* **What you will do**
Could you give the rows again from the start through the row that contains "964, 943, 985]", swapping "cyan" for "teal" and leaving everything else unchanged?
━━━━━━━━━━━━━━━━
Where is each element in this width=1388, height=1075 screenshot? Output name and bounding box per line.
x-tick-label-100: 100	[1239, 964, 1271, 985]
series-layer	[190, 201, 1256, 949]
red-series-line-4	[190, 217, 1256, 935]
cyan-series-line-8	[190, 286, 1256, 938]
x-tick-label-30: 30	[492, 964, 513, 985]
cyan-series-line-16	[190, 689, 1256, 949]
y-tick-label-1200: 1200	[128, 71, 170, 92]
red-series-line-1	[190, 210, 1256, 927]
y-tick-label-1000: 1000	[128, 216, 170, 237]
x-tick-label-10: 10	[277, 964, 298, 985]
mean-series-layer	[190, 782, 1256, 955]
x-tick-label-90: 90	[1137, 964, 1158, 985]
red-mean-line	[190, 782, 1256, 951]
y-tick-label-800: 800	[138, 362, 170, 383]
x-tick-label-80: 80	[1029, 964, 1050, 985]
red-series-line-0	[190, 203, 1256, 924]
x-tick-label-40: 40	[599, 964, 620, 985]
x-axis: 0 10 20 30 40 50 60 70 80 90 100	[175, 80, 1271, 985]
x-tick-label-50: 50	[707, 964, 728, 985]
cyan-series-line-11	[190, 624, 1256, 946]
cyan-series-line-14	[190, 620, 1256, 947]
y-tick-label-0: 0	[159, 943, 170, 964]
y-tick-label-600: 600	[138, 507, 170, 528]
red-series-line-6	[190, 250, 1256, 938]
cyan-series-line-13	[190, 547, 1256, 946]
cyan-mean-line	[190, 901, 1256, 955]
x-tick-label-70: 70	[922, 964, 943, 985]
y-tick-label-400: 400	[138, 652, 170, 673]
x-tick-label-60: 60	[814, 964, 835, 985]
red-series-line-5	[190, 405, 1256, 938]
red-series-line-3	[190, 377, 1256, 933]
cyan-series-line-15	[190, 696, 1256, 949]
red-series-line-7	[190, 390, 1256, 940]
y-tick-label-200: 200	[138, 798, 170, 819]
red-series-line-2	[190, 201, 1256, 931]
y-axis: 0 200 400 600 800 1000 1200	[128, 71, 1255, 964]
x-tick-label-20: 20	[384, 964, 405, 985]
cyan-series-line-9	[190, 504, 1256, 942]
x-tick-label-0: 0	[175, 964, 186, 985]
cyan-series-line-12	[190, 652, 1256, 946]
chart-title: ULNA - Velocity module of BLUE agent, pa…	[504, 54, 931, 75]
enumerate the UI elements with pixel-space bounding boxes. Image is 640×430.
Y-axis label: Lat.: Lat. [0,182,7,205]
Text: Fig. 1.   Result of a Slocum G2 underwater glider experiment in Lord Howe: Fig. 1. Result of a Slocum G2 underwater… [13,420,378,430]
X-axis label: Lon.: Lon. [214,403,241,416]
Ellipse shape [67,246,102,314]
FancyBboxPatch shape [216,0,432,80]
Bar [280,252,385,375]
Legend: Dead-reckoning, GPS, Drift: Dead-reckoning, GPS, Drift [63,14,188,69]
━━━━━━━━━━━━━━━━
* **Worked solution**
Where is each element in this width=1388, height=1075 screenshot? Output name and bounding box per line.
x-tick-label-100: 100	[1239, 964, 1271, 985]
series-layer	[190, 201, 1256, 949]
red-series-line-4	[190, 217, 1256, 935]
teal-series-line-8	[190, 286, 1256, 938]
x-tick-label-30: 30	[492, 964, 513, 985]
teal-series-line-16	[190, 689, 1256, 949]
y-tick-label-1200: 1200	[128, 71, 170, 92]
red-series-line-1	[190, 210, 1256, 927]
y-tick-label-1000: 1000	[128, 216, 170, 237]
x-tick-label-10: 10	[277, 964, 298, 985]
mean-series-layer	[190, 782, 1256, 955]
x-tick-label-90: 90	[1137, 964, 1158, 985]
red-mean-line	[190, 782, 1256, 951]
y-tick-label-800: 800	[138, 362, 170, 383]
x-tick-label-80: 80	[1029, 964, 1050, 985]
red-series-line-0	[190, 203, 1256, 924]
x-tick-label-40: 40	[599, 964, 620, 985]
x-axis: 0 10 20 30 40 50 60 70 80 90 100	[175, 80, 1271, 985]
x-tick-label-50: 50	[707, 964, 728, 985]
teal-series-line-11	[190, 624, 1256, 946]
teal-series-line-14	[190, 620, 1256, 947]
y-tick-label-0: 0	[159, 943, 170, 964]
y-tick-label-600: 600	[138, 507, 170, 528]
red-series-line-6	[190, 250, 1256, 938]
teal-series-line-13	[190, 547, 1256, 946]
teal-mean-line	[190, 901, 1256, 955]
x-tick-label-70: 70	[922, 964, 943, 985]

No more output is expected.